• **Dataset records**
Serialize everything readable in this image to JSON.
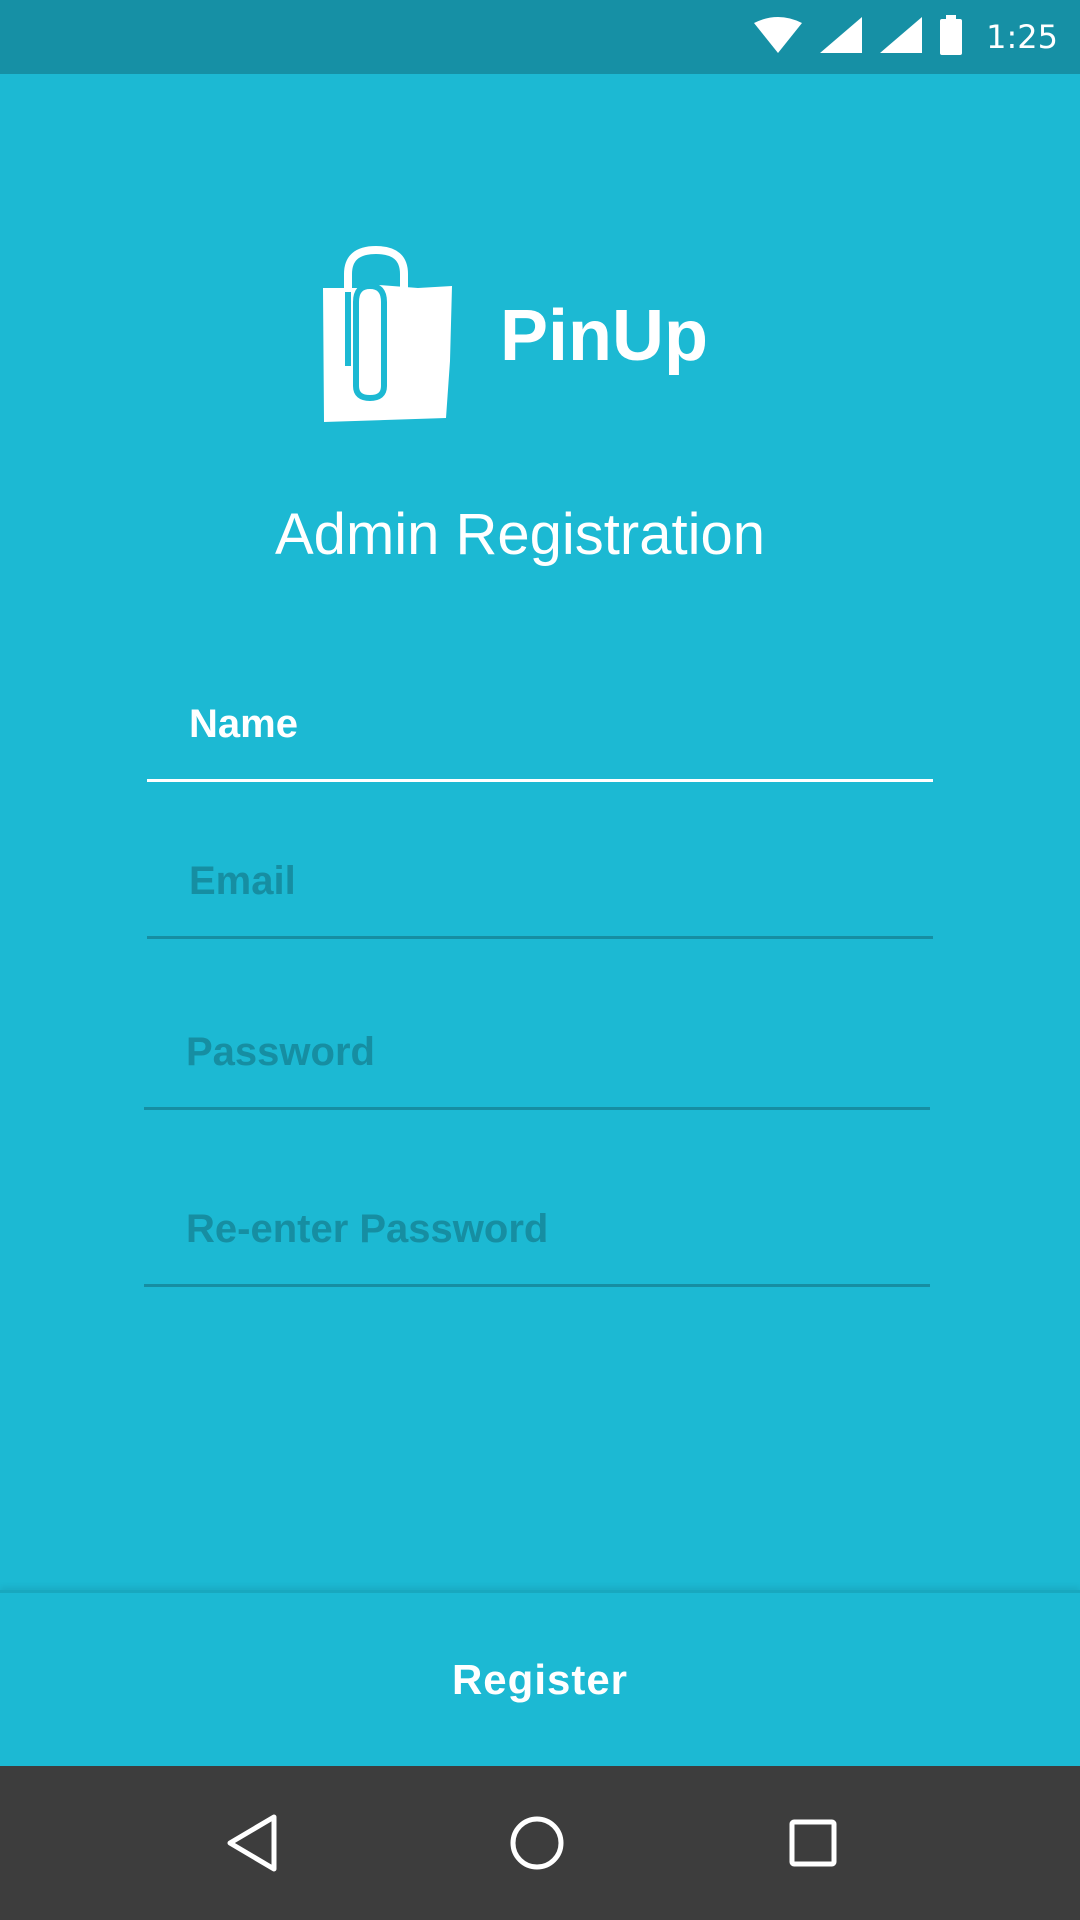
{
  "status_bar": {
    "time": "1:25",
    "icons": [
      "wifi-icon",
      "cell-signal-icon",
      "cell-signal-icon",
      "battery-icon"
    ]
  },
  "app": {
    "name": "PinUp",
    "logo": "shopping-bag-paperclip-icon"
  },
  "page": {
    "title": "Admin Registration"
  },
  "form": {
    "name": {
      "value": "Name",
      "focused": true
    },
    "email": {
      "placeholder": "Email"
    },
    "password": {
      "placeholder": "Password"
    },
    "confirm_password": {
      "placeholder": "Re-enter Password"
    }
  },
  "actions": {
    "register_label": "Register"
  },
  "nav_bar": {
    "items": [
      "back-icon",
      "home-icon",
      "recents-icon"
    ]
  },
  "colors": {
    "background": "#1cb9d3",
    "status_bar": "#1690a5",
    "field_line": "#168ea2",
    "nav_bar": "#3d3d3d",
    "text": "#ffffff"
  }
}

• **What to work on**
Can the entries above be repeated exactly, without their pictures?

• **Final answer**
Serialize everything readable in this image to JSON.
{
  "status_bar": {
    "time": "1:25",
    "icons": [
      "wifi-icon",
      "cell-signal-icon",
      "cell-signal-icon",
      "battery-icon"
    ]
  },
  "app": {
    "name": "PinUp",
    "logo": "shopping-bag-paperclip-icon"
  },
  "page": {
    "title": "Admin Registration"
  },
  "form": {
    "name": {
      "value": "Name",
      "focused": true
    },
    "email": {
      "placeholder": "Email"
    },
    "password": {
      "placeholder": "Password"
    },
    "confirm_password": {
      "placeholder": "Re-enter Password"
    }
  },
  "actions": {
    "register_label": "Register"
  },
  "nav_bar": {
    "items": [
      "back-icon",
      "home-icon",
      "recents-icon"
    ]
  },
  "colors": {
    "background": "#1cb9d3",
    "status_bar": "#1690a5",
    "field_line": "#168ea2",
    "nav_bar": "#3d3d3d",
    "text": "#ffffff"
  }
}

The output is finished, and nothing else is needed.